◆ Exercise requirements
A line counts if it contains the string "text"; say how many such lines there are, giving only the number.

——————————

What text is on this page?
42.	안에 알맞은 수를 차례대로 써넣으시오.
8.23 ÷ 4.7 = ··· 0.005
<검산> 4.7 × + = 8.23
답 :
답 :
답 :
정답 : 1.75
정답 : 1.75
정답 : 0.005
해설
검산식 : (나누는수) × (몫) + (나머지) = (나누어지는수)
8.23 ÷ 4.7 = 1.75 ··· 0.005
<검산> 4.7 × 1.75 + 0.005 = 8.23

——————————

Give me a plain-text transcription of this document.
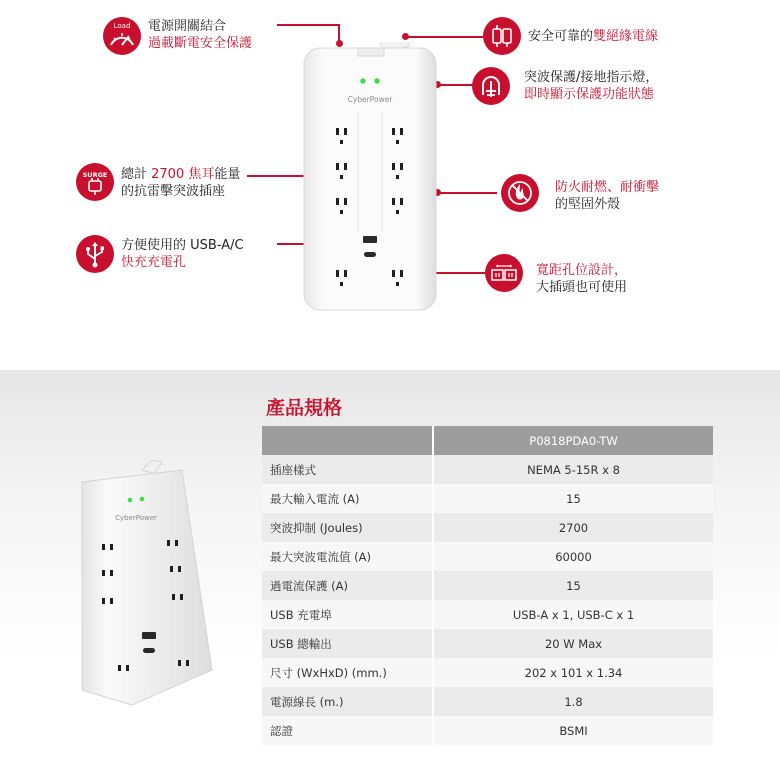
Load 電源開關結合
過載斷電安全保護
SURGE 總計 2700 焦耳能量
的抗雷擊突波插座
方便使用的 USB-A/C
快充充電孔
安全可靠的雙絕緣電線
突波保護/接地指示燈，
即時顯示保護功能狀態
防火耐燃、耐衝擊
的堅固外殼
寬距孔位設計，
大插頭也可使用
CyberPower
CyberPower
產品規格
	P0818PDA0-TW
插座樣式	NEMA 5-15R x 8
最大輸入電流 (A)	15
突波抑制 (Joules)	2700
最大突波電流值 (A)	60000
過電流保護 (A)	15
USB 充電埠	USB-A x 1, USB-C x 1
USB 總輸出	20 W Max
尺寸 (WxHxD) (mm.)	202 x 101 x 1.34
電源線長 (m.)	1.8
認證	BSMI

——————————

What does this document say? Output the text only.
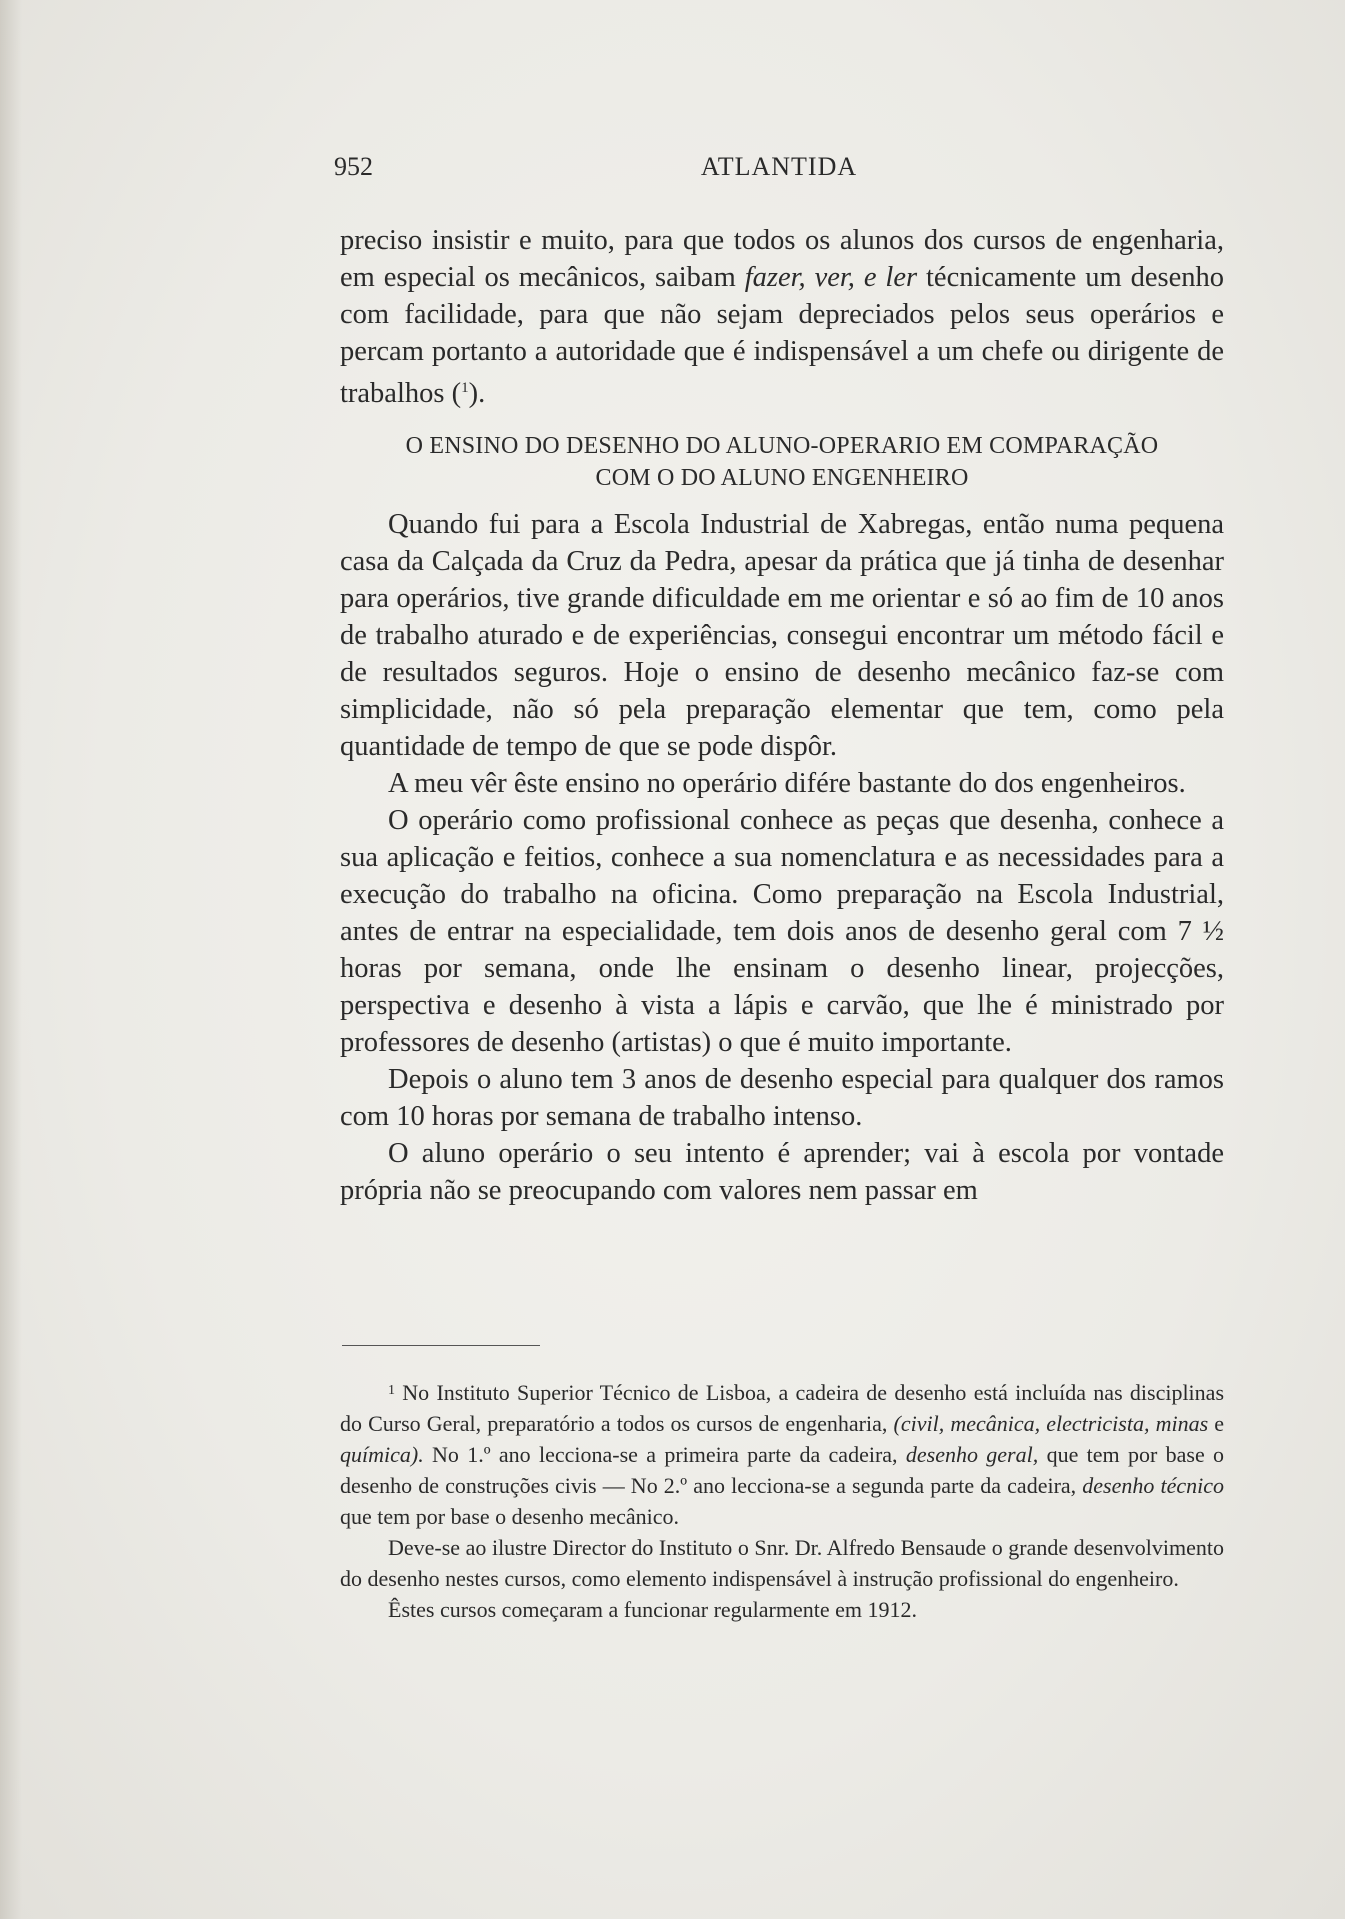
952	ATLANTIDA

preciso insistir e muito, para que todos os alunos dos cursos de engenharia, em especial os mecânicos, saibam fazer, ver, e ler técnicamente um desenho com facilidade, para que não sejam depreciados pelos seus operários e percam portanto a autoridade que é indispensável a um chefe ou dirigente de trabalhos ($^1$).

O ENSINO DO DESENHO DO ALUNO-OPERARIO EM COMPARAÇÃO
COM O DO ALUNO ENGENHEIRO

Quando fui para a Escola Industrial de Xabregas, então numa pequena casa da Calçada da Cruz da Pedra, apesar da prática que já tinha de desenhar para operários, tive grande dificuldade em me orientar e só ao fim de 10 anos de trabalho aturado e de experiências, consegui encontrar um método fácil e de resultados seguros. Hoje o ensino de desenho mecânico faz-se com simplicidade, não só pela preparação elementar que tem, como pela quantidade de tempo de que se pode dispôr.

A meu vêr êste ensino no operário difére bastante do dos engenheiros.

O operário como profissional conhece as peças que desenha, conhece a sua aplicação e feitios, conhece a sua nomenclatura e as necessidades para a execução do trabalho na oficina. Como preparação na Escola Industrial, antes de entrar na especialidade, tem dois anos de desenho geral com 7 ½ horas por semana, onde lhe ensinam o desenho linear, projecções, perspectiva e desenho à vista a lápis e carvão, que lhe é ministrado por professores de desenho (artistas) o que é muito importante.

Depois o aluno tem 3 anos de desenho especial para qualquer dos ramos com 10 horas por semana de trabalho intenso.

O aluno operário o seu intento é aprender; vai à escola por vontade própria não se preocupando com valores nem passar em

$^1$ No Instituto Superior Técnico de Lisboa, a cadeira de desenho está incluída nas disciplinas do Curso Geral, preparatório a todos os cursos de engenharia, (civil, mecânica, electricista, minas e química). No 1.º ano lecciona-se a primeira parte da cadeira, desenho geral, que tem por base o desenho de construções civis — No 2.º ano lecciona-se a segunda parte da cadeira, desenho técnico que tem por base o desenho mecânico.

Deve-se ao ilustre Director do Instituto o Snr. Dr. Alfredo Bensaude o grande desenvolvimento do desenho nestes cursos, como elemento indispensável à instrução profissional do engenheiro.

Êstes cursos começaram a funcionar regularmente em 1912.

——————————

◆ The result
3